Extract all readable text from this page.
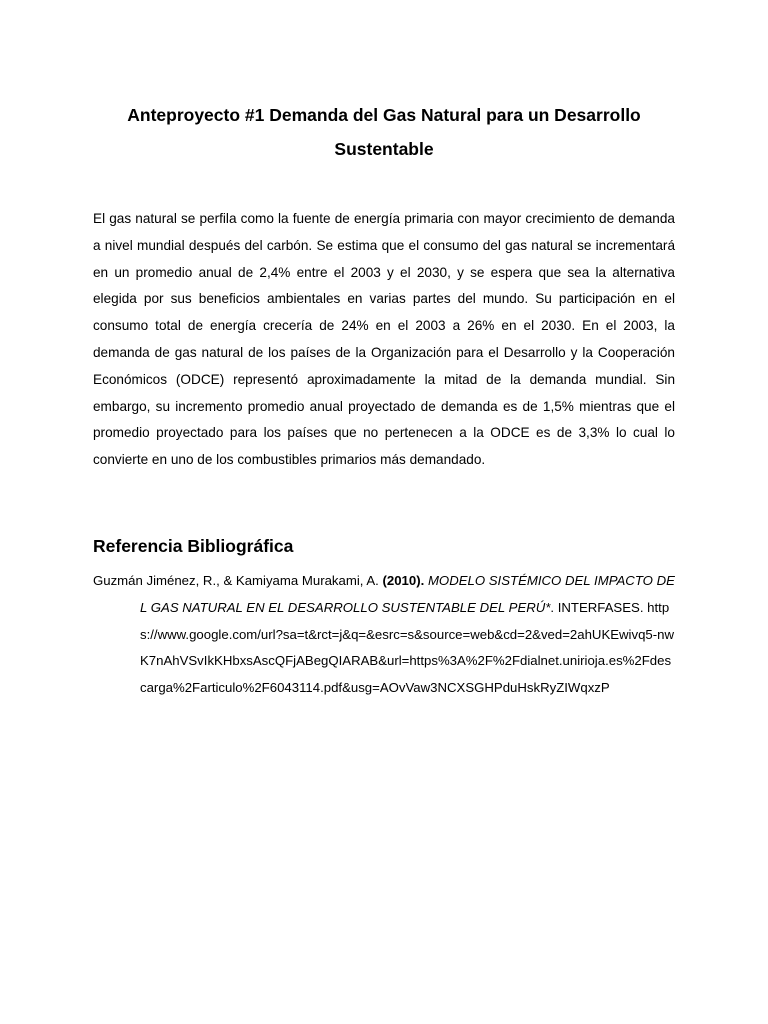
Anteproyecto #1 Demanda del Gas Natural para un Desarrollo
Sustentable

El gas natural se perfila como la fuente de energía primaria con mayor crecimiento de demanda a nivel mundial después del carbón. Se estima que el consumo del gas natural se incrementará en un promedio anual de 2,4% entre el 2003 y el 2030, y se espera que sea la alternativa elegida por sus beneficios ambientales en varias partes del mundo. Su participación en el consumo total de energía crecería de 24% en el 2003 a 26% en el 2030. En el 2003, la demanda de gas natural de los países de la Organización para el Desarrollo y la Cooperación Económicos (ODCE) representó aproximadamente la mitad de la demanda mundial. Sin embargo, su incremento promedio anual proyectado de demanda es de 1,5% mientras que el promedio proyectado para los países que no pertenecen a la ODCE es de 3,3% lo cual lo convierte en uno de los combustibles primarios más demandado.

Referencia Bibliográfica

Guzmán Jiménez, R., & Kamiyama Murakami, A. (2010). MODELO SISTÉMICO DEL IMPACTO DEL GAS NATURAL EN EL DESARROLLO SUSTENTABLE DEL PERÚ*. INTERFASES. https://www.google.com/url?sa=t&rct=j&q=&esrc=s&source=web&cd=2&ved=2ahUKEwivq5-nwK7nAhVSvIkKHbxsAscQFjABegQIARAB&url=https%3A%2F%2Fdialnet.unirioja.es%2Fdescarga%2Farticulo%2F6043114.pdf&usg=AOvVaw3NCXSGHPduHskRyZIWqxzP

- WRITTEN INSTRUCTION
Reproduce the material above verbatim; omit every picture.

- TASK SOLUTION
Extract all readable text from this page.
Anteproyecto #1 Demanda del Gas Natural para un Desarrollo
Sustentable

El gas natural se perfila como la fuente de energía primaria con mayor crecimiento de demanda a nivel mundial después del carbón. Se estima que el consumo del gas natural se incrementará en un promedio anual de 2,4% entre el 2003 y el 2030, y se espera que sea la alternativa elegida por sus beneficios ambientales en varias partes del mundo. Su participación en el consumo total de energía crecería de 24% en el 2003 a 26% en el 2030. En el 2003, la demanda de gas natural de los países de la Organización para el Desarrollo y la Cooperación Económicos (ODCE) representó aproximadamente la mitad de la demanda mundial. Sin embargo, su incremento promedio anual proyectado de demanda es de 1,5% mientras que el promedio proyectado para los países que no pertenecen a la ODCE es de 3,3% lo cual lo convierte en uno de los combustibles primarios más demandado.

Referencia Bibliográfica

Guzmán Jiménez, R., & Kamiyama Murakami, A. (2010). MODELO SISTÉMICO DEL IMPACTO DEL GAS NATURAL EN EL DESARROLLO SUSTENTABLE DEL PERÚ*. INTERFASES. https://www.google.com/url?sa=t&rct=j&q=&esrc=s&source=web&cd=2&ved=2ahUKEwivq5-nwK7nAhVSvIkKHbxsAscQFjABegQIARAB&url=https%3A%2F%2Fdialnet.unirioja.es%2Fdescarga%2Farticulo%2F6043114.pdf&usg=AOvVaw3NCXSGHPduHskRyZIWqxzP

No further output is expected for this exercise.